- Data items -
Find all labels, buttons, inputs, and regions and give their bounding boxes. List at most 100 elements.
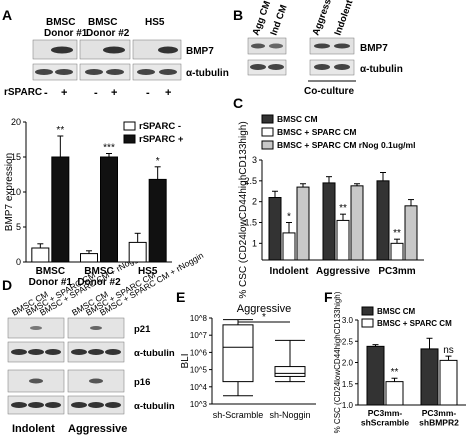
bar — [322, 182, 336, 261]
bar — [128, 241, 147, 263]
significance-label: *** — [103, 143, 115, 154]
blot-band — [55, 69, 73, 75]
category-label: Donor #2 — [77, 277, 121, 288]
category-label: shScramble — [361, 418, 409, 428]
blot-band — [268, 64, 284, 70]
blot-strip — [247, 37, 287, 55]
y-tick-label: 10^7 — [190, 331, 208, 340]
bar — [80, 253, 98, 263]
y-axis-label: BLI — [180, 353, 191, 368]
category-label: sh-Noggin — [269, 410, 310, 420]
blot-band — [45, 349, 61, 355]
y-tick-label: 0 — [16, 257, 21, 267]
blot-band — [71, 402, 87, 408]
significance-label: * — [262, 312, 266, 323]
y-tick-label: 3.0 — [342, 316, 354, 325]
legend-label: BMSC CM — [277, 114, 318, 124]
y-tick-label: 1.5 — [342, 380, 354, 389]
blot-band — [35, 69, 53, 75]
blot-label-tubulin: α-tubulin — [360, 64, 403, 75]
y-tick-label: 2.5 — [244, 176, 257, 186]
blot-header-donor1-line1: BMSC — [46, 17, 75, 28]
blot-band — [314, 43, 330, 49]
bar — [31, 247, 50, 263]
legend-swatch — [123, 121, 136, 131]
blot-band — [51, 46, 73, 54]
bar — [336, 219, 350, 261]
panel-e-letter: E — [176, 289, 185, 305]
legend-swatch — [361, 306, 374, 316]
y-tick-label: 5 — [16, 222, 21, 232]
blot-band — [28, 402, 44, 408]
panel-f-letter: F — [324, 289, 333, 305]
treatment-sign: + — [61, 87, 67, 99]
blot-band — [137, 69, 155, 75]
blot-strip — [247, 59, 287, 76]
y-tick-label: 2 — [252, 197, 257, 207]
legend-swatch — [261, 140, 274, 150]
significance-label: ** — [393, 228, 401, 239]
blot-band — [88, 349, 104, 355]
category-label: Indolent — [270, 266, 310, 277]
blot-band — [106, 69, 124, 75]
blot-band — [103, 46, 125, 54]
blot-band — [88, 402, 104, 408]
chart-f: 1.0 1.5 2.0 2.5 3.0% CSC (CD24lowCD44highCD1… — [333, 291, 466, 433]
blot-header-donor1-line2: Donor #1 — [44, 28, 88, 39]
treatment-sign: - — [44, 87, 48, 99]
significance-label: * — [156, 156, 160, 167]
treatment-sign: + — [111, 87, 117, 99]
y-tick-label: 10 — [11, 187, 21, 197]
significance-label: ** — [391, 367, 399, 378]
box — [274, 366, 306, 377]
blot-label-p16: p16 — [134, 377, 150, 388]
blot-band — [250, 64, 266, 70]
chart-c: 1 1.5 2 2.5 3% CSC (CD24lowCD44highCD133high… — [238, 114, 424, 299]
blot-band — [105, 349, 121, 355]
bar — [100, 156, 118, 263]
bar — [268, 197, 282, 261]
legend-label: BMSC + SPARC CM — [277, 127, 356, 137]
blot-band — [334, 64, 350, 70]
bar — [148, 178, 167, 263]
bar — [296, 186, 310, 261]
blot-label-bmp7: BMP7 — [186, 46, 214, 57]
blot-header-donor2-line1: BMSC — [88, 17, 117, 28]
blot-band — [105, 402, 121, 408]
panel-d-letter: D — [2, 277, 12, 293]
category-label: Aggressive — [316, 266, 370, 277]
legend-swatch — [261, 114, 274, 124]
category-label: PC3mm- — [422, 408, 457, 418]
category-label: PC3mm — [378, 266, 415, 277]
blot-header-hs5: HS5 — [145, 17, 165, 28]
blot-band — [30, 326, 42, 330]
y-tick-label: 3 — [252, 155, 257, 165]
blot-band — [11, 402, 27, 408]
legend-swatch — [123, 134, 136, 144]
blot-strip — [132, 39, 182, 60]
category-label: BMSC — [84, 266, 113, 277]
bar — [376, 180, 390, 261]
group-label-aggressive: Aggressive — [68, 423, 127, 435]
blot-label-tubulin: α-tubulin — [134, 401, 175, 412]
bar — [390, 242, 404, 261]
blot-strip — [132, 63, 182, 81]
blot-label-p21: p21 — [134, 324, 151, 335]
bar — [282, 232, 296, 261]
panel-b-letter: B — [233, 7, 243, 23]
significance-label: ns — [443, 345, 454, 356]
blot-label-bmp7: BMP7 — [360, 43, 388, 54]
blot-band — [85, 69, 103, 75]
legend-label: BMSC CM — [377, 307, 416, 316]
category-label: HS5 — [138, 266, 158, 277]
y-tick-label: 1.5 — [244, 218, 257, 228]
treatment-sign: + — [165, 87, 171, 99]
legend-label: BMSC + SPARC CM — [377, 319, 452, 328]
panel-b-blot: Agg CM Ind CM Aggressive Indolent BMP7 α… — [247, 0, 403, 97]
blot-strip — [309, 37, 355, 55]
y-tick-label: 20 — [11, 117, 21, 127]
y-tick-label: 10^4 — [190, 383, 208, 392]
legend-swatch — [361, 318, 374, 328]
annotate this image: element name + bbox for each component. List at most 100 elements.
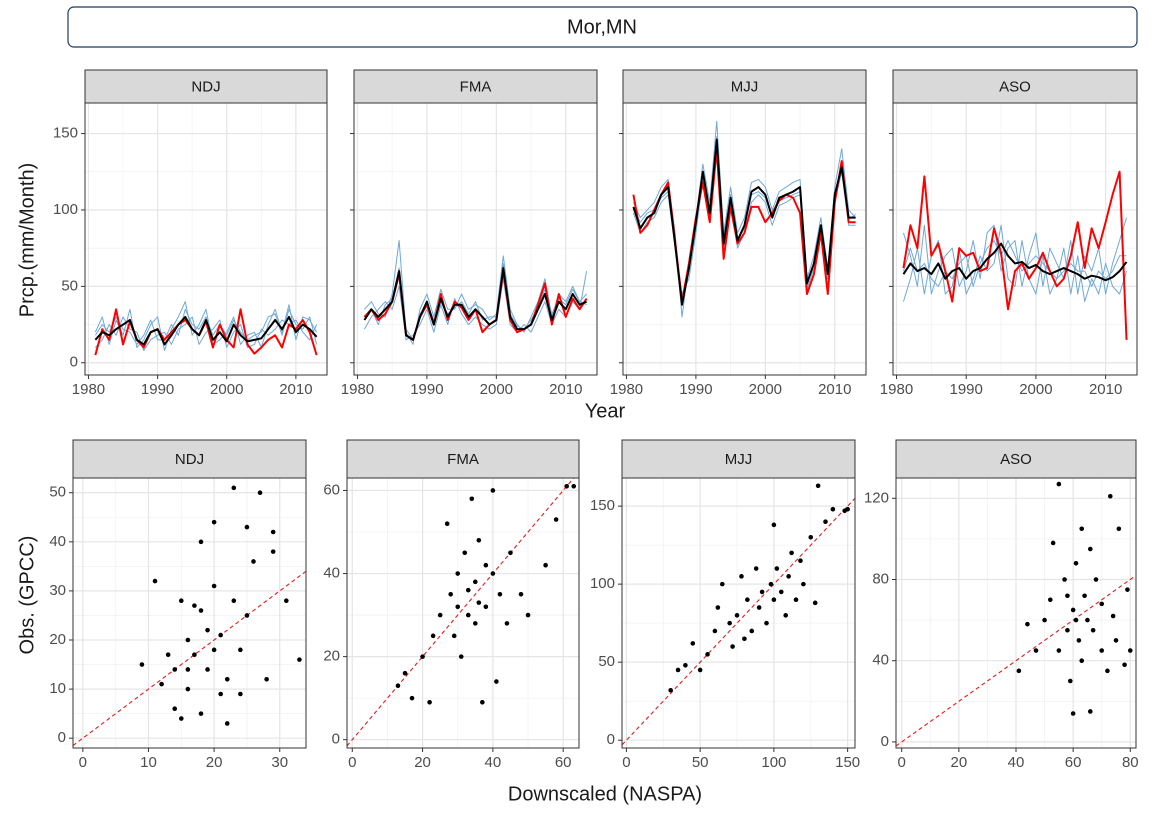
point bbox=[455, 571, 461, 576]
point bbox=[739, 574, 744, 579]
strip bbox=[72, 439, 307, 479]
x-tick-label: 20 bbox=[414, 754, 431, 771]
point bbox=[690, 641, 696, 646]
point bbox=[783, 613, 788, 618]
point bbox=[251, 559, 256, 564]
point bbox=[1025, 621, 1030, 627]
series-line bbox=[902, 242, 1128, 282]
point bbox=[420, 654, 425, 659]
point bbox=[1076, 638, 1082, 643]
reference-line bbox=[346, 477, 575, 747]
point bbox=[1065, 627, 1070, 633]
point bbox=[683, 662, 688, 668]
y-tick-label: 100 bbox=[590, 575, 615, 592]
strip-label: ASO bbox=[1000, 451, 1032, 468]
point bbox=[504, 621, 510, 626]
point bbox=[1070, 607, 1076, 613]
point bbox=[1073, 617, 1079, 623]
point bbox=[427, 700, 432, 705]
x-tick-label: 0 bbox=[622, 754, 630, 771]
y-tick-label: 50 bbox=[598, 653, 615, 670]
point bbox=[152, 578, 158, 584]
point bbox=[675, 667, 681, 673]
point bbox=[518, 592, 524, 597]
x-tick-label: 2010 bbox=[279, 381, 312, 398]
point bbox=[444, 521, 450, 526]
point bbox=[198, 608, 204, 613]
y-tick-label: 0 bbox=[881, 733, 889, 750]
x-tick-label: 1980 bbox=[610, 381, 643, 398]
y-tick-label: 10 bbox=[49, 680, 66, 697]
point bbox=[224, 721, 230, 726]
point bbox=[483, 562, 489, 568]
point bbox=[465, 587, 471, 593]
y-tick-label: 80 bbox=[872, 570, 889, 587]
point bbox=[476, 600, 482, 605]
x-tick-label: 1980 bbox=[341, 381, 374, 398]
x-tick-label: 10 bbox=[140, 754, 157, 771]
x-tick-label: 2000 bbox=[480, 381, 513, 398]
point bbox=[786, 574, 791, 579]
point bbox=[756, 605, 762, 610]
x-tick-label: 1980 bbox=[880, 381, 913, 398]
point bbox=[172, 706, 178, 712]
plot-background bbox=[354, 103, 597, 375]
point bbox=[1127, 648, 1133, 653]
point bbox=[458, 654, 464, 659]
point bbox=[139, 662, 145, 667]
x-tick-label: 80 bbox=[1122, 754, 1139, 771]
x-tick-label: 40 bbox=[485, 754, 502, 771]
point bbox=[469, 496, 475, 502]
series-line bbox=[363, 271, 588, 341]
point bbox=[1099, 648, 1105, 653]
point bbox=[753, 566, 759, 571]
strip-label: MJJ bbox=[725, 451, 753, 468]
y-tick-label: 0 bbox=[332, 731, 340, 748]
point bbox=[1099, 601, 1105, 607]
series-line bbox=[94, 308, 318, 345]
panel-border bbox=[895, 477, 1137, 749]
point bbox=[1016, 668, 1022, 674]
series-line bbox=[632, 138, 856, 306]
y-tick-label: 40 bbox=[323, 565, 340, 582]
point bbox=[476, 538, 482, 543]
x-tick-label: 1990 bbox=[950, 381, 983, 398]
y-tick-label: 0 bbox=[58, 729, 66, 746]
y-tick-label: 0 bbox=[607, 731, 615, 748]
x-axis-title: Year bbox=[585, 400, 626, 422]
y-tick-label: 20 bbox=[49, 631, 66, 648]
strip-label: NDJ bbox=[191, 78, 220, 95]
y-tick-label: 150 bbox=[590, 497, 615, 514]
x-tick-label: 1990 bbox=[410, 381, 443, 398]
point bbox=[1110, 613, 1116, 619]
point bbox=[771, 597, 777, 603]
point bbox=[764, 620, 769, 626]
panel-border bbox=[346, 477, 580, 749]
point bbox=[749, 628, 755, 634]
point bbox=[284, 598, 289, 604]
x-tick-label: 1980 bbox=[72, 381, 105, 398]
point bbox=[543, 562, 548, 568]
point bbox=[165, 652, 171, 658]
point bbox=[823, 519, 828, 524]
y-tick-label: 20 bbox=[323, 648, 340, 665]
point bbox=[1113, 638, 1119, 643]
point bbox=[218, 632, 223, 638]
figure-title: Mor,MN bbox=[567, 16, 637, 38]
point bbox=[812, 600, 818, 606]
point bbox=[455, 604, 461, 610]
point bbox=[571, 484, 577, 489]
point bbox=[480, 700, 485, 705]
x-tick-label: 2000 bbox=[210, 381, 243, 398]
x-tick-label: 0 bbox=[79, 754, 87, 771]
point bbox=[462, 550, 468, 556]
point bbox=[1087, 546, 1093, 552]
point bbox=[668, 687, 673, 693]
point bbox=[270, 549, 276, 554]
point bbox=[798, 558, 803, 564]
point bbox=[205, 667, 210, 672]
y-tick-label: 40 bbox=[872, 652, 889, 669]
point bbox=[430, 633, 436, 639]
point bbox=[553, 517, 559, 522]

- Your objective -
Filter the rows above, keeping only those that contain the string "elements" with matching case.

- Finished answer -
Find all labels, buttons, inputs, and regions and give their bounding boxes. List at most 100 elements.
annotate this image: element name + bbox for each component. List at most 100 elements.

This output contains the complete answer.